**Requirements:** Check each line for the word "Vertical" and report how many have it. Give nothing else.
----
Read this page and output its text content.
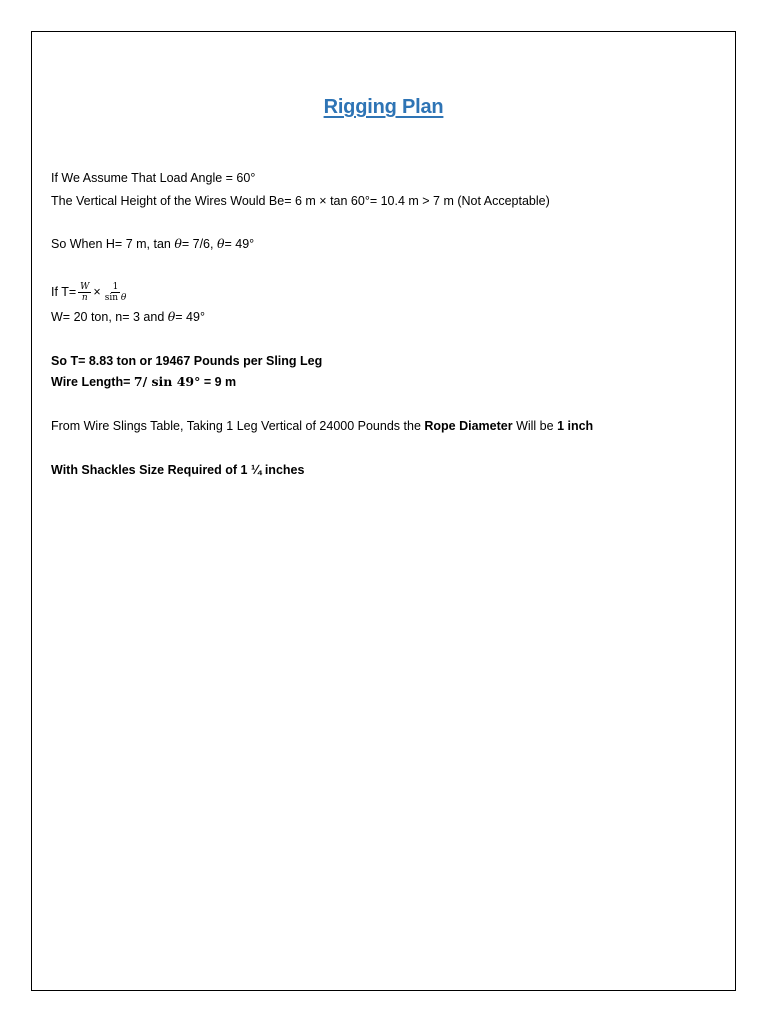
Rigging Plan
If We Assume That Load Angle = 60°
The Vertical Height of the Wires Would Be= 6 m × tan 60°= 10.4 m > 7 m (Not Acceptable)
So When H= 7 m, tan θ= 7/6, θ= 49°
If $T= \frac{W}{n} \times \frac{1}{\text{sin θ}}$
W= 20 ton, n= 3 and θ= 49°
So T= 8.83 ton or 19467 Pounds per Sling Leg
Wire Length= 7/ sin 49° = 9 m
From Wire Slings Table, Taking 1 Leg Vertical of 24000 Pounds the Rope Diameter Will be 1 inch
With Shackles Size Required of 1 ¼ inches
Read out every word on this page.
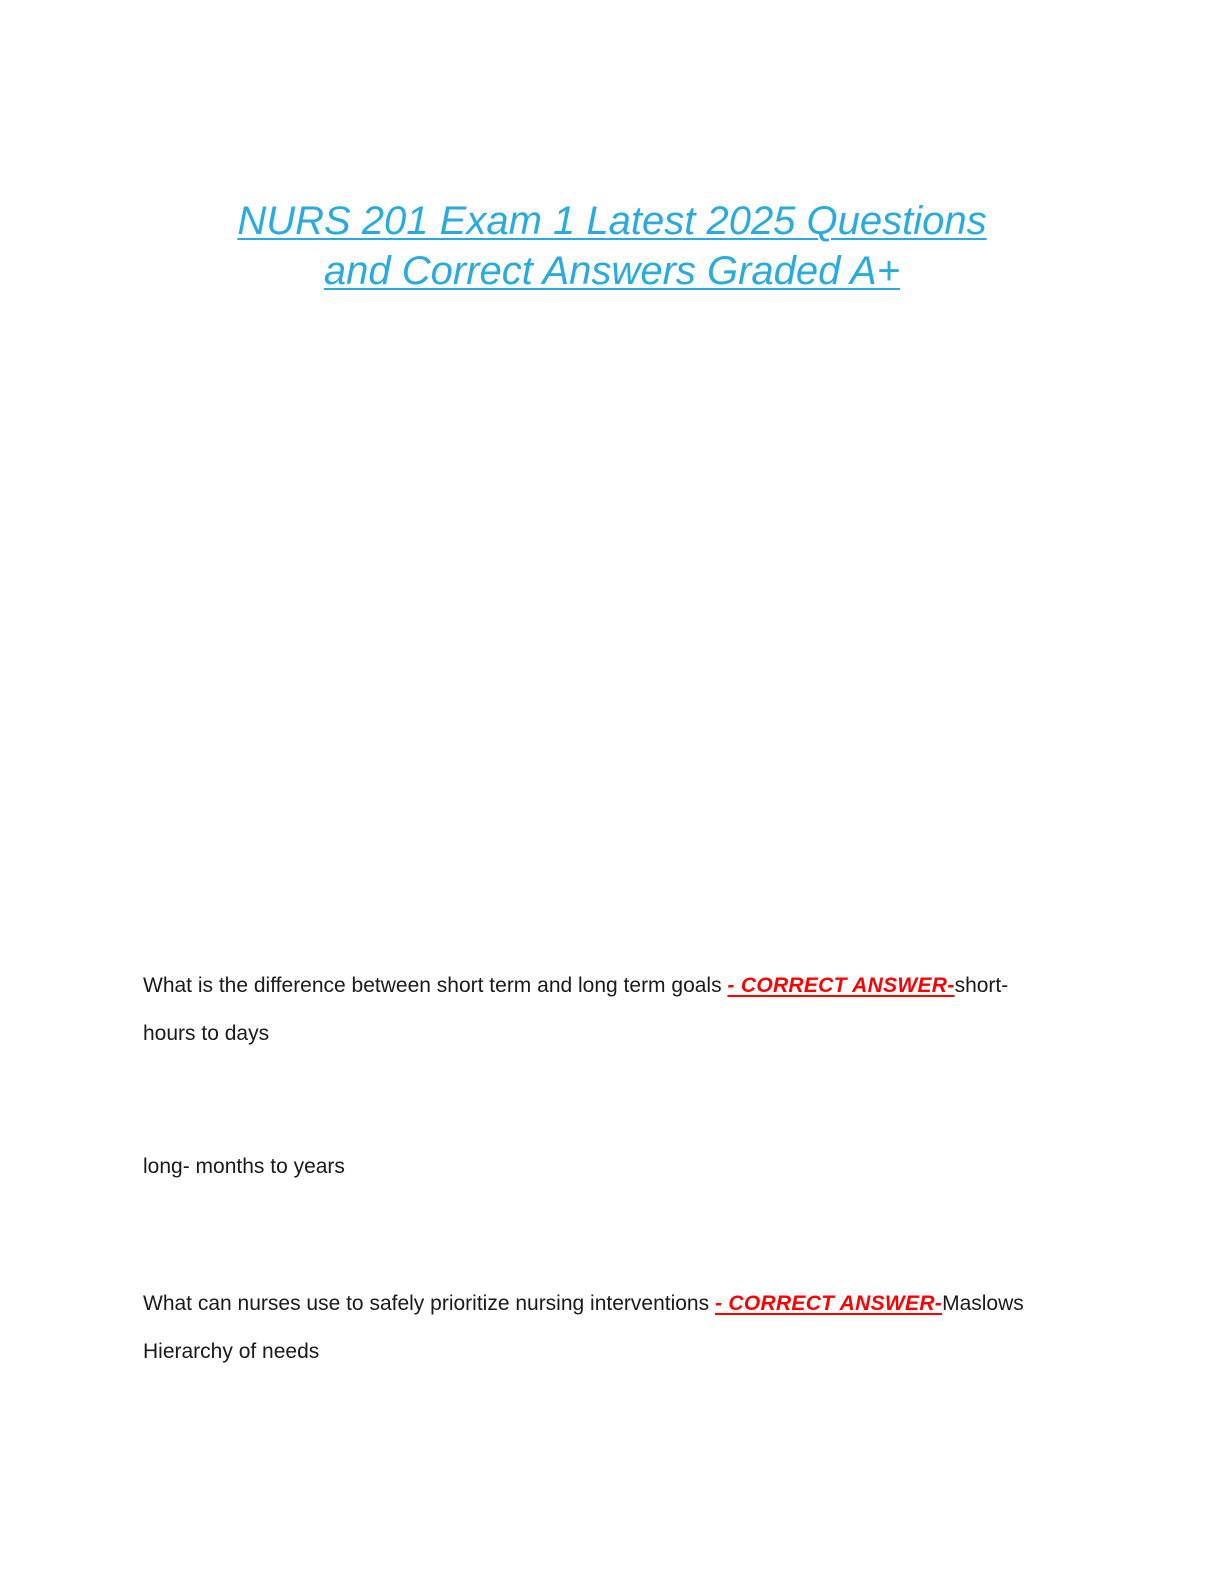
NURS 201 Exam 1 Latest 2025 Questions
and Correct Answers Graded A+
What is the difference between short term and long term goals - CORRECT ANSWER-short- hours to days
long- months to years
What can nurses use to safely prioritize nursing interventions - CORRECT ANSWER-Maslows Hierarchy of needs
----
**Solution to this exercise:** 2